> [Requirements]:
The entries below are to be transcribed in full, without their images.

> [Excerpted data]:
============

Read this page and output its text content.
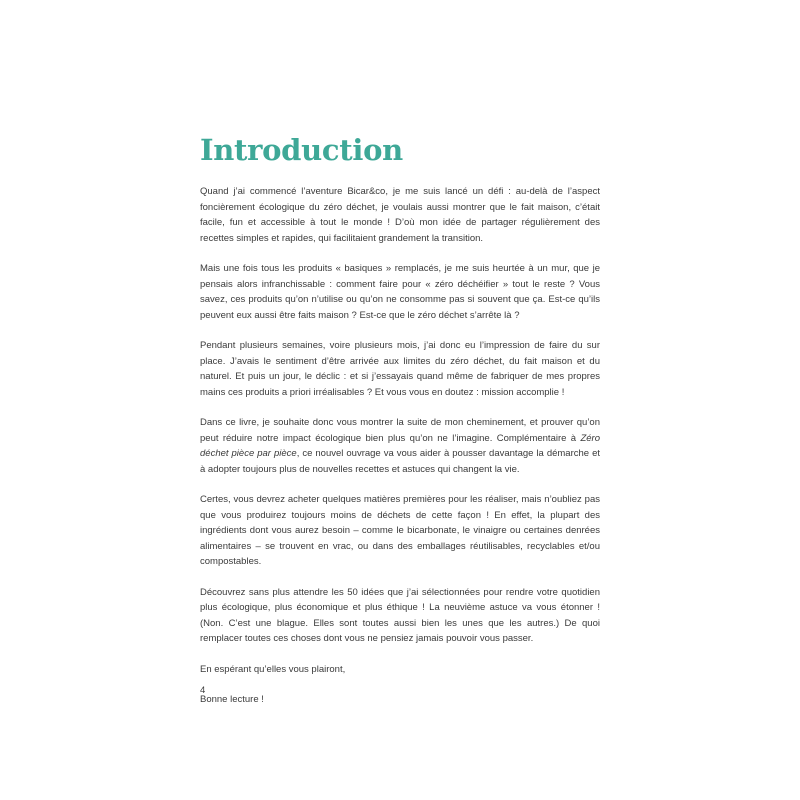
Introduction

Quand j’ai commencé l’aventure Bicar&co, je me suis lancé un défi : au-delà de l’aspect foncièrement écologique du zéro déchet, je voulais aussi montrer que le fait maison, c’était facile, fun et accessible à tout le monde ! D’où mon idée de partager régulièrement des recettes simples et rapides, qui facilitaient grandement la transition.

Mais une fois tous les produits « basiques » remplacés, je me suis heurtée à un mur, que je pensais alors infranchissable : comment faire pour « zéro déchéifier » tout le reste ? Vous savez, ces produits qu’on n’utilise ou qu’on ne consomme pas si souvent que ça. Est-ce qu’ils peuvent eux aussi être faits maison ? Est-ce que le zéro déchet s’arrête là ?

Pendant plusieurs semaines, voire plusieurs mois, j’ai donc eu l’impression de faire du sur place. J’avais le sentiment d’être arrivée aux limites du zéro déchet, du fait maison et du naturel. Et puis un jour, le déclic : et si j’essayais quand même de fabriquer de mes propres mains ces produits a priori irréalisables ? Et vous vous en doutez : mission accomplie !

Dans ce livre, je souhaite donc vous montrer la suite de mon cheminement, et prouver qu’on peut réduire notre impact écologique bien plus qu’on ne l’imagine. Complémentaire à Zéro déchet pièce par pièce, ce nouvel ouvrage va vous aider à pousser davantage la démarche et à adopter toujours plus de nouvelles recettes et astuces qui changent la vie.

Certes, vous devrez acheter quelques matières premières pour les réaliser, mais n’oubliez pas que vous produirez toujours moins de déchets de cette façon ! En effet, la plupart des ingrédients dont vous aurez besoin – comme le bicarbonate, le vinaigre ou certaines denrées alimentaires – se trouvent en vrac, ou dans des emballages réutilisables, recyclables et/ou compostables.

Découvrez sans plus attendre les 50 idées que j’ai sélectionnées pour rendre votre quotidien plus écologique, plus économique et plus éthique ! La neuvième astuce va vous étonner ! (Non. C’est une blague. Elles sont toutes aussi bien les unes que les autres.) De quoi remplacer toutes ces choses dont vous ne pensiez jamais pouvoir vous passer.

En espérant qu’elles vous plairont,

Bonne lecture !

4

============

> [The completed task]:
Read this page and output its text content.
Introduction

Quand j’ai commencé l’aventure Bicar&co, je me suis lancé un défi : au-delà de l’aspect foncièrement écologique du zéro déchet, je voulais aussi montrer que le fait maison, c’était facile, fun et accessible à tout le monde ! D’où mon idée de partager régulièrement des recettes simples et rapides, qui facilitaient grandement la transition.

Mais une fois tous les produits « basiques » remplacés, je me suis heurtée à un mur, que je pensais alors infranchissable : comment faire pour « zéro déchéifier » tout le reste ? Vous savez, ces produits qu’on n’utilise ou qu’on ne consomme pas si souvent que ça. Est-ce qu’ils peuvent eux aussi être faits maison ? Est-ce que le zéro déchet s’arrête là ?

Pendant plusieurs semaines, voire plusieurs mois, j’ai donc eu l’impression de faire du sur place. J’avais le sentiment d’être arrivée aux limites du zéro déchet, du fait maison et du naturel. Et puis un jour, le déclic : et si j’essayais quand même de fabriquer de mes propres mains ces produits a priori irréalisables ? Et vous vous en doutez : mission accomplie !

Dans ce livre, je souhaite donc vous montrer la suite de mon cheminement, et prouver qu’on peut réduire notre impact écologique bien plus qu’on ne l’imagine. Complémentaire à Zéro déchet pièce par pièce, ce nouvel ouvrage va vous aider à pousser davantage la démarche et à adopter toujours plus de nouvelles recettes et astuces qui changent la vie.

Certes, vous devrez acheter quelques matières premières pour les réaliser, mais n’oubliez pas que vous produirez toujours moins de déchets de cette façon ! En effet, la plupart des ingrédients dont vous aurez besoin – comme le bicarbonate, le vinaigre ou certaines denrées alimentaires – se trouvent en vrac, ou dans des emballages réutilisables, recyclables et/ou compostables.

Découvrez sans plus attendre les 50 idées que j’ai sélectionnées pour rendre votre quotidien plus écologique, plus économique et plus éthique ! La neuvième astuce va vous étonner ! (Non. C’est une blague. Elles sont toutes aussi bien les unes que les autres.) De quoi remplacer toutes ces choses dont vous ne pensiez jamais pouvoir vous passer.

En espérant qu’elles vous plairont,

Bonne lecture !

4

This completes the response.